### Information provided
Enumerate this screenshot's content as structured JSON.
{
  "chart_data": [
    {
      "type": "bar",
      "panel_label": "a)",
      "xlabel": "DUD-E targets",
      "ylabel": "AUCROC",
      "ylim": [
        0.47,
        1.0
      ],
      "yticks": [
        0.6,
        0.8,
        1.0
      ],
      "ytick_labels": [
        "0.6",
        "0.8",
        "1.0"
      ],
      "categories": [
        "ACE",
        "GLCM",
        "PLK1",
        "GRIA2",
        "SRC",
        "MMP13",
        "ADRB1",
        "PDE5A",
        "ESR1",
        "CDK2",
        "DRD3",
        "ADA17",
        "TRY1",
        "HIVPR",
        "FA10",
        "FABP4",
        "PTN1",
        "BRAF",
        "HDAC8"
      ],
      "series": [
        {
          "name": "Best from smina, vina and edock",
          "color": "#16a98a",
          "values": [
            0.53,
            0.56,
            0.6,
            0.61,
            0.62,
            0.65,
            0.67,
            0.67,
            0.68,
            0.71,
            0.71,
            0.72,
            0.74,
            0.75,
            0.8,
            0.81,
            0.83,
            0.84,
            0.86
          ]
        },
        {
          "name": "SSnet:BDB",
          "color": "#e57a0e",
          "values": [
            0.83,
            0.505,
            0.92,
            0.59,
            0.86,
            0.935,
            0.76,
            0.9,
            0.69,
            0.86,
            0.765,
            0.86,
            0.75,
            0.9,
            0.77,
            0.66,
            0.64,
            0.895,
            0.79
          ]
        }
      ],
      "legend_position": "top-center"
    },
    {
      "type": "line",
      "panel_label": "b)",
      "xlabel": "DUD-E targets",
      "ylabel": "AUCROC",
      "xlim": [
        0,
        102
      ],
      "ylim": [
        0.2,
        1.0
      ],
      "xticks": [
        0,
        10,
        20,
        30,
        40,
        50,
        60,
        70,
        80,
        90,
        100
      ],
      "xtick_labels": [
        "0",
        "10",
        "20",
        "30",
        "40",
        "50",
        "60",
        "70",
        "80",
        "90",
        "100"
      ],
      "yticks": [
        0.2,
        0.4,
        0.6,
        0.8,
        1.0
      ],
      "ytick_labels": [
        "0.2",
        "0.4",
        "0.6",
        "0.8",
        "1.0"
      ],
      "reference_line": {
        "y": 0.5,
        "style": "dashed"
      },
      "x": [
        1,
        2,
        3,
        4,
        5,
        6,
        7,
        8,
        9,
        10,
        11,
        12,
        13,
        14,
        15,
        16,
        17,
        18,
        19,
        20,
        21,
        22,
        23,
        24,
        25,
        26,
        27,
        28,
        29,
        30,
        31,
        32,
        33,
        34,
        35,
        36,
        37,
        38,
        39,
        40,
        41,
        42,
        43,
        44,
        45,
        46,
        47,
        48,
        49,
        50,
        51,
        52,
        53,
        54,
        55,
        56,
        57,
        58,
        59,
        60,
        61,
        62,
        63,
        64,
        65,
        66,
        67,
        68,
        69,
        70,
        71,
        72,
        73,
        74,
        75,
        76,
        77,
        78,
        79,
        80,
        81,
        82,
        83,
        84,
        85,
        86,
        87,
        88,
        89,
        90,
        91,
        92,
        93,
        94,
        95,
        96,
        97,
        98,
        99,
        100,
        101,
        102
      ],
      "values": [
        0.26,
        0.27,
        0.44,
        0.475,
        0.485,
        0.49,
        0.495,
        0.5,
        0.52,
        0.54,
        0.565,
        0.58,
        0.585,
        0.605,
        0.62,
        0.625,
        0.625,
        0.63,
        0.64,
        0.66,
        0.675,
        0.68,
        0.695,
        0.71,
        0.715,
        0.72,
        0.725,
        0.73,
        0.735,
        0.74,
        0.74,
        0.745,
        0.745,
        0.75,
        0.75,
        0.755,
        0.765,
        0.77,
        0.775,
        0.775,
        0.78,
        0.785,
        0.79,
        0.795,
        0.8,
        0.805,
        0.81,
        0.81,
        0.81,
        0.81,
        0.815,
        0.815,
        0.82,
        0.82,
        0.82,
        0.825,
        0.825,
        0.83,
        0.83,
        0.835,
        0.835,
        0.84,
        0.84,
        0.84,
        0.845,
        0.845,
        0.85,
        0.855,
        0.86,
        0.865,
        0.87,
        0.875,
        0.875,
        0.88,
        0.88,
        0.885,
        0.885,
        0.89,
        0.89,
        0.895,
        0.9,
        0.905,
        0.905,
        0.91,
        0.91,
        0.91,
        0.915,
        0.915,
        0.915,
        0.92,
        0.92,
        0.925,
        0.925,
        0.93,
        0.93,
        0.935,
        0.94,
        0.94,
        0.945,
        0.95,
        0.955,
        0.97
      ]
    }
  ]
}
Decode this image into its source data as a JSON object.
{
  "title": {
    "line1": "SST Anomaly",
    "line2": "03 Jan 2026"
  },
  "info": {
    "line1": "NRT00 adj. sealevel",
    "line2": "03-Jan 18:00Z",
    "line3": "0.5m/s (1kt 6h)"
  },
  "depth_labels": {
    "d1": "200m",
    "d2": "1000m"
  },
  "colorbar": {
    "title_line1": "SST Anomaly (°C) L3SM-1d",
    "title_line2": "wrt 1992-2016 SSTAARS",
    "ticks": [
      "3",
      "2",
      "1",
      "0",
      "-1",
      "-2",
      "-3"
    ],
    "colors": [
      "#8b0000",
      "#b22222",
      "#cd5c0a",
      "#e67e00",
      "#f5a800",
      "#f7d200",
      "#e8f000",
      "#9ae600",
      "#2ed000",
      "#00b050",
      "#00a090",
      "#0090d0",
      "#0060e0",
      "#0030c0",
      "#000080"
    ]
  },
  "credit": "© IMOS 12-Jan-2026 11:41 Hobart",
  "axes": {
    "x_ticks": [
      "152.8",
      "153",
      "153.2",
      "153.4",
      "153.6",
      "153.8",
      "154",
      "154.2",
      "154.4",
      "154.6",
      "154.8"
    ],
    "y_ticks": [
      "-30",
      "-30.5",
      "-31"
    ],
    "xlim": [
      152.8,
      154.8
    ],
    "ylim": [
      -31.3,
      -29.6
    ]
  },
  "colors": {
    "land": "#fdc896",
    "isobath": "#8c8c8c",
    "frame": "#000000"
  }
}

### Prompt
Every line of the listing that holds "JSON" is to be counted; give only the resulting number.

### Result of this exercise
2